> [TO DO] Repeat every record exactly, but keep images out of the copy.

> [SUPPLIED RECORDS]
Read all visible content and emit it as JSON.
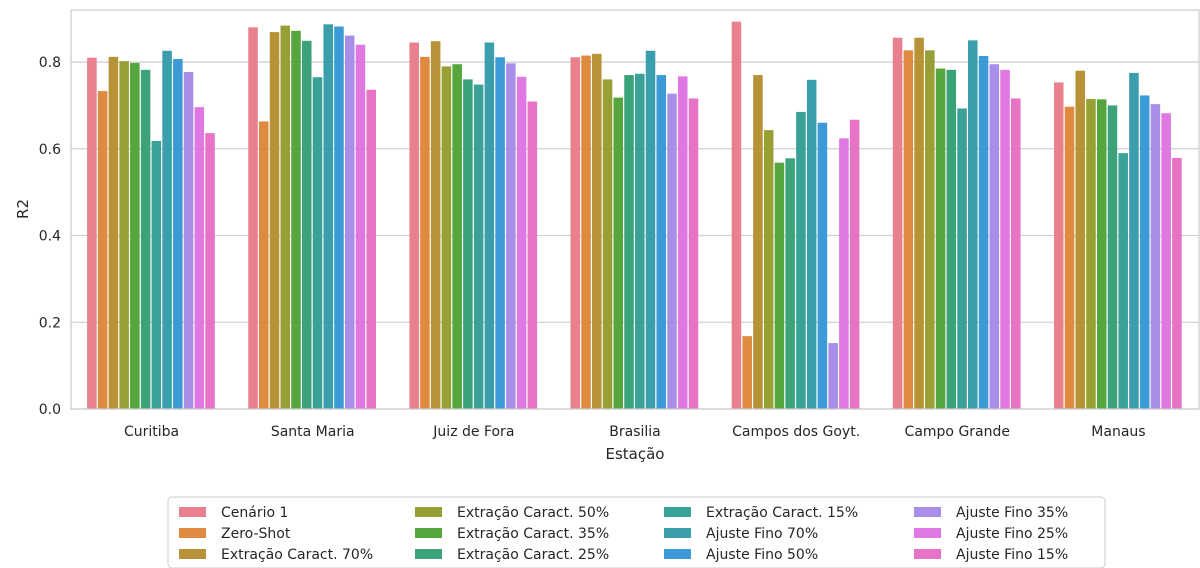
{
  "chart_data": {
    "type": "bar",
    "title": "",
    "xlabel": "Estação",
    "ylabel": "R2",
    "ylim": [
      0,
      0.92
    ],
    "yticks": [
      "0.0",
      "0.2",
      "0.4",
      "0.6",
      "0.8"
    ],
    "grid": true,
    "legend_position": "bottom-center",
    "categories": [
      "Curitiba",
      "Santa Maria",
      "Juiz de Fora",
      "Brasilia",
      "Campos dos Goyt.",
      "Campo Grande",
      "Manaus"
    ],
    "series": [
      {
        "name": "Cenário 1",
        "color": "#e8808e",
        "values": [
          0.81,
          0.88,
          0.845,
          0.811,
          0.893,
          0.856,
          0.753
        ]
      },
      {
        "name": "Zero-Shot",
        "color": "#df8b3f",
        "values": [
          0.733,
          0.663,
          0.812,
          0.815,
          0.168,
          0.827,
          0.697
        ]
      },
      {
        "name": "Extração Caract. 70%",
        "color": "#b79236",
        "values": [
          0.812,
          0.869,
          0.848,
          0.819,
          0.77,
          0.856,
          0.78
        ]
      },
      {
        "name": "Extração Caract. 50%",
        "color": "#98a035",
        "values": [
          0.802,
          0.884,
          0.79,
          0.76,
          0.643,
          0.827,
          0.715
        ]
      },
      {
        "name": "Extração Caract. 35%",
        "color": "#55a63c",
        "values": [
          0.798,
          0.872,
          0.795,
          0.718,
          0.568,
          0.785,
          0.714
        ]
      },
      {
        "name": "Extração Caract. 25%",
        "color": "#3ba27a",
        "values": [
          0.782,
          0.849,
          0.76,
          0.77,
          0.578,
          0.782,
          0.7
        ]
      },
      {
        "name": "Extração Caract. 15%",
        "color": "#3aa197",
        "values": [
          0.618,
          0.765,
          0.748,
          0.773,
          0.685,
          0.693,
          0.59
        ]
      },
      {
        "name": "Ajuste Fino 70%",
        "color": "#3a9eac",
        "values": [
          0.826,
          0.887,
          0.845,
          0.826,
          0.759,
          0.85,
          0.775
        ]
      },
      {
        "name": "Ajuste Fino 50%",
        "color": "#3c9ad6",
        "values": [
          0.807,
          0.882,
          0.811,
          0.77,
          0.66,
          0.814,
          0.723
        ]
      },
      {
        "name": "Ajuste Fino 35%",
        "color": "#a88ee8",
        "values": [
          0.777,
          0.861,
          0.797,
          0.727,
          0.152,
          0.795,
          0.703
        ]
      },
      {
        "name": "Ajuste Fino 25%",
        "color": "#df78e3",
        "values": [
          0.696,
          0.84,
          0.766,
          0.767,
          0.624,
          0.782,
          0.682
        ]
      },
      {
        "name": "Ajuste Fino 15%",
        "color": "#e772c6",
        "values": [
          0.636,
          0.736,
          0.709,
          0.716,
          0.667,
          0.716,
          0.579
        ]
      }
    ]
  }
}
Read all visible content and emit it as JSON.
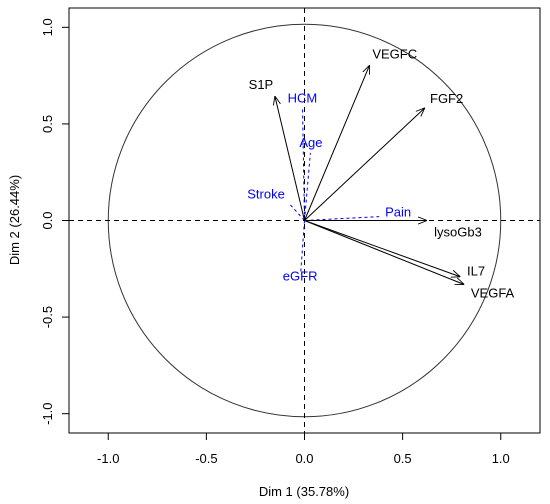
{
  "chart_data": {
    "type": "scatter",
    "xlabel": "Dim 1 (35.78%)",
    "ylabel": "Dim 2 (26.44%)",
    "xlim": [
      -1.2,
      1.2
    ],
    "ylim": [
      -1.1,
      1.1
    ],
    "x_ticks": [
      -1.0,
      -0.5,
      0.0,
      0.5,
      1.0
    ],
    "x_tick_labels": [
      "-1.0",
      "-0.5",
      "0.0",
      "0.5",
      "1.0"
    ],
    "y_ticks": [
      -1.0,
      -0.5,
      0.0,
      0.5,
      1.0
    ],
    "y_tick_labels": [
      "-1.0",
      "-0.5",
      "0.0",
      "0.5",
      "1.0"
    ],
    "unit_circle": true,
    "reference_lines": [
      0,
      0
    ],
    "active_color": "#000000",
    "supplementary_color": "#0000ff",
    "active_variables": [
      {
        "name": "S1P",
        "x": -0.15,
        "y": 0.64
      },
      {
        "name": "VEGFC",
        "x": 0.33,
        "y": 0.8
      },
      {
        "name": "FGF2",
        "x": 0.61,
        "y": 0.58
      },
      {
        "name": "lysoGb3",
        "x": 0.62,
        "y": 0.0
      },
      {
        "name": "IL7",
        "x": 0.79,
        "y": -0.29
      },
      {
        "name": "VEGFA",
        "x": 0.81,
        "y": -0.33
      }
    ],
    "supplementary_variables": [
      {
        "name": "HCM",
        "x": -0.01,
        "y": 0.58
      },
      {
        "name": "Age",
        "x": 0.03,
        "y": 0.35
      },
      {
        "name": "Stroke",
        "x": -0.08,
        "y": 0.09
      },
      {
        "name": "Pain",
        "x": 0.38,
        "y": 0.02
      },
      {
        "name": "eGFR",
        "x": -0.02,
        "y": -0.28
      }
    ]
  }
}
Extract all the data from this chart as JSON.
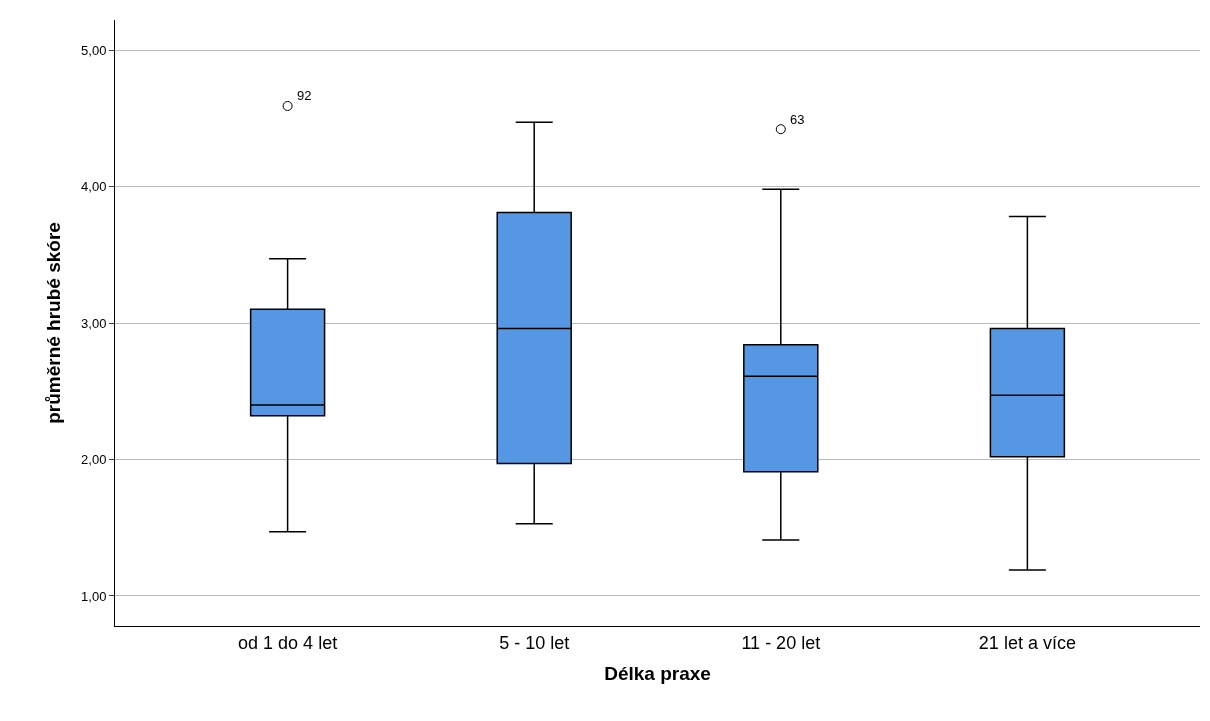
{
  "chart_data": {
    "type": "box",
    "xlabel": "Délka praxe",
    "ylabel": "průměrné hrubé skóre",
    "categories": [
      "od 1 do 4 let",
      "5 - 10 let",
      "11 - 20 let",
      "21 let a více"
    ],
    "boxes": [
      {
        "low": 1.47,
        "q1": 2.32,
        "median": 2.4,
        "q3": 3.1,
        "high": 3.47,
        "outliers": [
          4.59
        ]
      },
      {
        "low": 1.53,
        "q1": 1.97,
        "median": 2.96,
        "q3": 3.81,
        "high": 4.47
      },
      {
        "low": 1.41,
        "q1": 1.91,
        "median": 2.61,
        "q3": 2.84,
        "high": 3.98,
        "outliers": [
          4.42
        ]
      },
      {
        "low": 1.19,
        "q1": 2.02,
        "median": 2.47,
        "q3": 2.96,
        "high": 3.78
      }
    ],
    "color": "#5597e3",
    "ylim": [
      0.78,
      5.22
    ],
    "yticks": [
      {
        "value": 1,
        "label": "1,00"
      },
      {
        "value": 2,
        "label": "2,00"
      },
      {
        "value": 3,
        "label": "3,00"
      },
      {
        "value": 4,
        "label": "4,00"
      },
      {
        "value": 5,
        "label": "5,00"
      }
    ],
    "grid": "y",
    "annotations": [
      "92",
      "63"
    ]
  }
}
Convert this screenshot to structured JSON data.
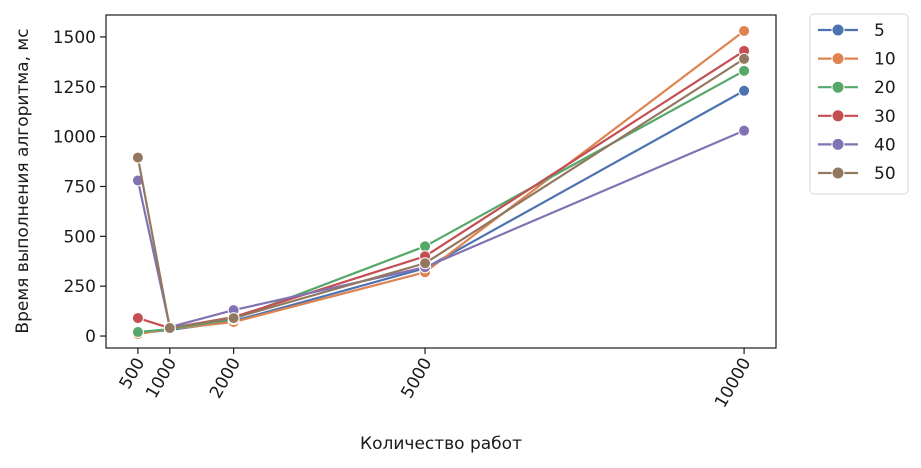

> [OUTPUT BELOW]
Read all visible content and emit it as JSON.
{
  "chart_data": {
    "type": "bar",
    "title": "",
    "xlabel": "Estação",
    "ylabel": "R2",
    "ylim": [
      0,
      0.92
    ],
    "yticks": [
      "0.0",
      "0.2",
      "0.4",
      "0.6",
      "0.8"
    ],
    "grid": true,
    "legend_position": "bottom-center",
    "categories": [
      "Curitiba",
      "Santa Maria",
      "Juiz de Fora",
      "Brasilia",
      "Campos dos Goyt.",
      "Campo Grande",
      "Manaus"
    ],
    "series": [
      {
        "name": "Cenário 1",
        "color": "#e8808e",
        "values": [
          0.81,
          0.88,
          0.845,
          0.811,
          0.893,
          0.856,
          0.753
        ]
      },
      {
        "name": "Zero-Shot",
        "color": "#df8b3f",
        "values": [
          0.733,
          0.663,
          0.812,
          0.815,
          0.168,
          0.827,
          0.697
        ]
      },
      {
        "name": "Extração Caract. 70%",
        "color": "#b79236",
        "values": [
          0.812,
          0.869,
          0.848,
          0.819,
          0.77,
          0.856,
          0.78
        ]
      },
      {
        "name": "Extração Caract. 50%",
        "color": "#98a035",
        "values": [
          0.802,
          0.884,
          0.79,
          0.76,
          0.643,
          0.827,
          0.715
        ]
      },
      {
        "name": "Extração Caract. 35%",
        "color": "#55a63c",
        "values": [
          0.798,
          0.872,
          0.795,
          0.718,
          0.568,
          0.785,
          0.714
        ]
      },
      {
        "name": "Extração Caract. 25%",
        "color": "#3ba27a",
        "values": [
          0.782,
          0.849,
          0.76,
          0.77,
          0.578,
          0.782,
          0.7
        ]
      },
      {
        "name": "Extração Caract. 15%",
        "color": "#3aa197",
        "values": [
          0.618,
          0.765,
          0.748,
          0.773,
          0.685,
          0.693,
          0.59
        ]
      },
      {
        "name": "Ajuste Fino 70%",
        "color": "#3a9eac",
        "values": [
          0.826,
          0.887,
          0.845,
          0.826,
          0.759,
          0.85,
          0.775
        ]
      },
      {
        "name": "Ajuste Fino 50%",
        "color": "#3c9ad6",
        "values": [
          0.807,
          0.882,
          0.811,
          0.77,
          0.66,
          0.814,
          0.723
        ]
      },
      {
        "name": "Ajuste Fino 35%",
        "color": "#a88ee8",
        "values": [
          0.777,
          0.861,
          0.797,
          0.727,
          0.152,
          0.795,
          0.703
        ]
      },
      {
        "name": "Ajuste Fino 25%",
        "color": "#df78e3",
        "values": [
          0.696,
          0.84,
          0.766,
          0.767,
          0.624,
          0.782,
          0.682
        ]
      },
      {
        "name": "Ajuste Fino 15%",
        "color": "#e772c6",
        "values": [
          0.636,
          0.736,
          0.709,
          0.716,
          0.667,
          0.716,
          0.579
        ]
      }
    ]
  }
}
Read all visible content and emit it as JSON.
{
  "chart_data": {
    "type": "scatter",
    "xlabel": "Dim 1 (35.78%)",
    "ylabel": "Dim 2 (26.44%)",
    "xlim": [
      -1.2,
      1.2
    ],
    "ylim": [
      -1.1,
      1.1
    ],
    "x_ticks": [
      -1.0,
      -0.5,
      0.0,
      0.5,
      1.0
    ],
    "x_tick_labels": [
      "-1.0",
      "-0.5",
      "0.0",
      "0.5",
      "1.0"
    ],
    "y_ticks": [
      -1.0,
      -0.5,
      0.0,
      0.5,
      1.0
    ],
    "y_tick_labels": [
      "-1.0",
      "-0.5",
      "0.0",
      "0.5",
      "1.0"
    ],
    "unit_circle": true,
    "reference_lines": [
      0,
      0
    ],
    "active_color": "#000000",
    "supplementary_color": "#0000ff",
    "active_variables": [
      {
        "name": "S1P",
        "x": -0.15,
        "y": 0.64
      },
      {
        "name": "VEGFC",
        "x": 0.33,
        "y": 0.8
      },
      {
        "name": "FGF2",
        "x": 0.61,
        "y": 0.58
      },
      {
        "name": "lysoGb3",
        "x": 0.62,
        "y": 0.0
      },
      {
        "name": "IL7",
        "x": 0.79,
        "y": -0.29
      },
      {
        "name": "VEGFA",
        "x": 0.81,
        "y": -0.33
      }
    ],
    "supplementary_variables": [
      {
        "name": "HCM",
        "x": -0.01,
        "y": 0.58
      },
      {
        "name": "Age",
        "x": 0.03,
        "y": 0.35
      },
      {
        "name": "Stroke",
        "x": -0.08,
        "y": 0.09
      },
      {
        "name": "Pain",
        "x": 0.38,
        "y": 0.02
      },
      {
        "name": "eGFR",
        "x": -0.02,
        "y": -0.28
      }
    ]
  }
}
Extract all the data from this chart as JSON.
{
  "chart_data": {
    "type": "box",
    "xlabel": "Délka praxe",
    "ylabel": "průměrné hrubé skóre",
    "categories": [
      "od 1 do 4 let",
      "5 - 10 let",
      "11 - 20 let",
      "21 let a více"
    ],
    "boxes": [
      {
        "low": 1.47,
        "q1": 2.32,
        "median": 2.4,
        "q3": 3.1,
        "high": 3.47,
        "outliers": [
          4.59
        ]
      },
      {
        "low": 1.53,
        "q1": 1.97,
        "median": 2.96,
        "q3": 3.81,
        "high": 4.47
      },
      {
        "low": 1.41,
        "q1": 1.91,
        "median": 2.61,
        "q3": 2.84,
        "high": 3.98,
        "outliers": [
          4.42
        ]
      },
      {
        "low": 1.19,
        "q1": 2.02,
        "median": 2.47,
        "q3": 2.96,
        "high": 3.78
      }
    ],
    "color": "#5597e3",
    "ylim": [
      0.78,
      5.22
    ],
    "yticks": [
      {
        "value": 1,
        "label": "1,00"
      },
      {
        "value": 2,
        "label": "2,00"
      },
      {
        "value": 3,
        "label": "3,00"
      },
      {
        "value": 4,
        "label": "4,00"
      },
      {
        "value": 5,
        "label": "5,00"
      }
    ],
    "grid": "y",
    "annotations": [
      "92",
      "63"
    ]
  }
}
Convert this screenshot to structured JSON data.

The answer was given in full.